Task prompt:
From the listing below, extract every line in which the word "navigate" appears.

══ Entries provided

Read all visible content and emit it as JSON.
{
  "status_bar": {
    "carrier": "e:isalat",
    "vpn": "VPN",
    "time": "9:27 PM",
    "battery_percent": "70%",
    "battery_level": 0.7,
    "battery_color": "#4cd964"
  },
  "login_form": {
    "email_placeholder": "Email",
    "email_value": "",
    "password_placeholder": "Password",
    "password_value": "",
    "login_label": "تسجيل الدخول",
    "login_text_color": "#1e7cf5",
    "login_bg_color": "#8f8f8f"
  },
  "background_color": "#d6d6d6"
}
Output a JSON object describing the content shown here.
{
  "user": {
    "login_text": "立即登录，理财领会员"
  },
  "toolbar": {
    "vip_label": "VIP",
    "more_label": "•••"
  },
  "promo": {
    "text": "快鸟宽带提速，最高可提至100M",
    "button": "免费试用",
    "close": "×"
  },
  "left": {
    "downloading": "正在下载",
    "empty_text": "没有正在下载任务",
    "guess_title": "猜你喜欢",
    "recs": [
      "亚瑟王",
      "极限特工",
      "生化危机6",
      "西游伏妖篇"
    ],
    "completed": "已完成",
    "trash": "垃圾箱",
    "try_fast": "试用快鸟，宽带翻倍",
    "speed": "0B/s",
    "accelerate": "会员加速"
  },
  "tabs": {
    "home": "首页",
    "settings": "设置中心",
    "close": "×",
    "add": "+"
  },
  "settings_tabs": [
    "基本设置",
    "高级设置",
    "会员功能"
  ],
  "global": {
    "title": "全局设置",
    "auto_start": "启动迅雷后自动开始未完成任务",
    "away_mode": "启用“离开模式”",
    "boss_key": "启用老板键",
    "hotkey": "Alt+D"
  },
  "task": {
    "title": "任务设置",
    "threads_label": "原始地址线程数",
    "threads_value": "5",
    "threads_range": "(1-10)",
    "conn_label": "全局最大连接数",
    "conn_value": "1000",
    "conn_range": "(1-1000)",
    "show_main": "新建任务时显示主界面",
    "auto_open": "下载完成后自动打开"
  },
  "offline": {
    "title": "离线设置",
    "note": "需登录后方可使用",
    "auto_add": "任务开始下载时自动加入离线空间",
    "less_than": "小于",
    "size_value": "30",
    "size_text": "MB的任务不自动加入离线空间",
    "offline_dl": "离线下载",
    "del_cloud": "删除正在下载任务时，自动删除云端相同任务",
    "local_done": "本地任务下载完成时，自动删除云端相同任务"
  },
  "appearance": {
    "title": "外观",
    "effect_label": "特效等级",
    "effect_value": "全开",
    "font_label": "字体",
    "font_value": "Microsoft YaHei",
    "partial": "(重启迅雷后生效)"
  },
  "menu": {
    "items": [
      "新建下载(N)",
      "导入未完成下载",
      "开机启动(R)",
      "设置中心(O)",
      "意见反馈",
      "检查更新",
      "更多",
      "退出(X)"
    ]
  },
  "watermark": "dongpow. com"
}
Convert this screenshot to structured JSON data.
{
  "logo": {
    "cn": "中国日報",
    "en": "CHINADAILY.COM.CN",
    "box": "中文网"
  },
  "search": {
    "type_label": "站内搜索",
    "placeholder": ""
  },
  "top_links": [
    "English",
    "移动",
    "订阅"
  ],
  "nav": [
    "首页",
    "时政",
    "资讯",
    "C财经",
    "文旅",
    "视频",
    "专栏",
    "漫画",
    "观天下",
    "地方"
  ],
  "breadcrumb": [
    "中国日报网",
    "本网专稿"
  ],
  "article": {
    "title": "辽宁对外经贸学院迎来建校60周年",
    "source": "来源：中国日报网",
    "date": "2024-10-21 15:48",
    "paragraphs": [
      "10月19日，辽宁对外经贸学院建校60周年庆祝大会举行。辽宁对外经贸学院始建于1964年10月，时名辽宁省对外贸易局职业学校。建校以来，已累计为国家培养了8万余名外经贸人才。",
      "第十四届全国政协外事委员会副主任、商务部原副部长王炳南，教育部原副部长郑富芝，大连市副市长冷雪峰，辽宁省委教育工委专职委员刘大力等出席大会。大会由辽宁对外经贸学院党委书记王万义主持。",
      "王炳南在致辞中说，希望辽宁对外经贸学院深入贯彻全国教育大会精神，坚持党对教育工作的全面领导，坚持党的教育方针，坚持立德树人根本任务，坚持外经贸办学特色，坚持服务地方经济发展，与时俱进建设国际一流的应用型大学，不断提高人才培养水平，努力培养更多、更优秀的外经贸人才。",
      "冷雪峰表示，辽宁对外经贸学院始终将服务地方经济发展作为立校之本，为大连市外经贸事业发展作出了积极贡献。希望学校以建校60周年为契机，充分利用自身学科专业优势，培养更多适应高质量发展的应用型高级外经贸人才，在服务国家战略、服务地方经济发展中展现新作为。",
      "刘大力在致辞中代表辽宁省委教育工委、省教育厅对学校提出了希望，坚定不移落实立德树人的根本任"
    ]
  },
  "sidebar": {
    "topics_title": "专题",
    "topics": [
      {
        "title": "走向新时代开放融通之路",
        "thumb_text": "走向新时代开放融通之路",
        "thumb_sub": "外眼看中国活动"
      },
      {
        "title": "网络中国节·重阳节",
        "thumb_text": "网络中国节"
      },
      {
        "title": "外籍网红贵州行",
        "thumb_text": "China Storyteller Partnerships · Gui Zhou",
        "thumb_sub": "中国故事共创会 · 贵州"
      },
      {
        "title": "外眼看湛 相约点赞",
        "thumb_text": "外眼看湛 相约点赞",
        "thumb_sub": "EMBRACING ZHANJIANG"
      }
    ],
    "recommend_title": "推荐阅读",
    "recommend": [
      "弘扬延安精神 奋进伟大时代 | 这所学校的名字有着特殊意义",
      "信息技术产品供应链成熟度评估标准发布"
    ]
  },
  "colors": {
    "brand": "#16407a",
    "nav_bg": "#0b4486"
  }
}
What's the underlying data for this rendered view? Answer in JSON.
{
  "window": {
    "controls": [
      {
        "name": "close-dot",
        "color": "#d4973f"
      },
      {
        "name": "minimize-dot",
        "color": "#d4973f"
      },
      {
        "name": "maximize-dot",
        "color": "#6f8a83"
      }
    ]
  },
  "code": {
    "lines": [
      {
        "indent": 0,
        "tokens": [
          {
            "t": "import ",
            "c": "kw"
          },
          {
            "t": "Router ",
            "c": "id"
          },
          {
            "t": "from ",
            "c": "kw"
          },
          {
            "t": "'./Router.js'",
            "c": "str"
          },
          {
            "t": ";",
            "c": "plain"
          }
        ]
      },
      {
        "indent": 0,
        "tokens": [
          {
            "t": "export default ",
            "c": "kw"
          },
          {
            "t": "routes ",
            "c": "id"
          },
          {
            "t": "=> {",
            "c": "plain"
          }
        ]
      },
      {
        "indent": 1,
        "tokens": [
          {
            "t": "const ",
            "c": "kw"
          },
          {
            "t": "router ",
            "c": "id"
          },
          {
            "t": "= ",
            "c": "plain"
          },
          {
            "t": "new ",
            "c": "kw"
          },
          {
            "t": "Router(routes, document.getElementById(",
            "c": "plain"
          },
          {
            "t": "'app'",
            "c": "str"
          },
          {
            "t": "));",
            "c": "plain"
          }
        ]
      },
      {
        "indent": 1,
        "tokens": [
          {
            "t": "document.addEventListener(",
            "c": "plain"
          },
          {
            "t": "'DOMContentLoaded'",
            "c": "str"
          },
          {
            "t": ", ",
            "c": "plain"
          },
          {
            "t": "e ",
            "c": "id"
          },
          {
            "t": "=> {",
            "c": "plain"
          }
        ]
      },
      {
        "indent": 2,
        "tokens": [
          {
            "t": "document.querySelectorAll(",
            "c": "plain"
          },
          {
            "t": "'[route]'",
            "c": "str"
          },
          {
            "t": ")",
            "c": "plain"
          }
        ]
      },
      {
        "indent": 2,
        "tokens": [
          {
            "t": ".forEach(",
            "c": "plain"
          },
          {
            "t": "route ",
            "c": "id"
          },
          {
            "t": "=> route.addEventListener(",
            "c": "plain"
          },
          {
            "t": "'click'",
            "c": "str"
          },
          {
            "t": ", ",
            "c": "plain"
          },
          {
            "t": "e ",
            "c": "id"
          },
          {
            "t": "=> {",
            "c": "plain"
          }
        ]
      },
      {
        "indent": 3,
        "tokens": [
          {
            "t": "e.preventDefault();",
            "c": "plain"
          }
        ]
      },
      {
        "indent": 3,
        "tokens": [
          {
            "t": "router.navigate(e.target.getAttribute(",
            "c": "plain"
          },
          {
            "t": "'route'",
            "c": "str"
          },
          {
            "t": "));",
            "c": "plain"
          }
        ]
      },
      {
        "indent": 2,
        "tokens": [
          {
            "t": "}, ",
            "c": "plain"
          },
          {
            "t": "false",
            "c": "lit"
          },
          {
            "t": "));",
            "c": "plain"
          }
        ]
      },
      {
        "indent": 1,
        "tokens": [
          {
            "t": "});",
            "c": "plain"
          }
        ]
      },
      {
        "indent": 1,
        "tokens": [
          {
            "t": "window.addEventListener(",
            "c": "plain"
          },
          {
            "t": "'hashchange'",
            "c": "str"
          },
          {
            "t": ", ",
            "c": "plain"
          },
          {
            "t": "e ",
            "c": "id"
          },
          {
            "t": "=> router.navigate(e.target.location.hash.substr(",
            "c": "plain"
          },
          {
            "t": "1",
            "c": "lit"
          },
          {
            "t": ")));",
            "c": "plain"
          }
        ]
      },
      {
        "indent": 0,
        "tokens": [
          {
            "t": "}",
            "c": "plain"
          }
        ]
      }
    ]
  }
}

════

Result for this task:
            "t": "router.navigate(e.target.getAttribute(",
            "t": "=> router.navigate(e.target.location.hash.substr(",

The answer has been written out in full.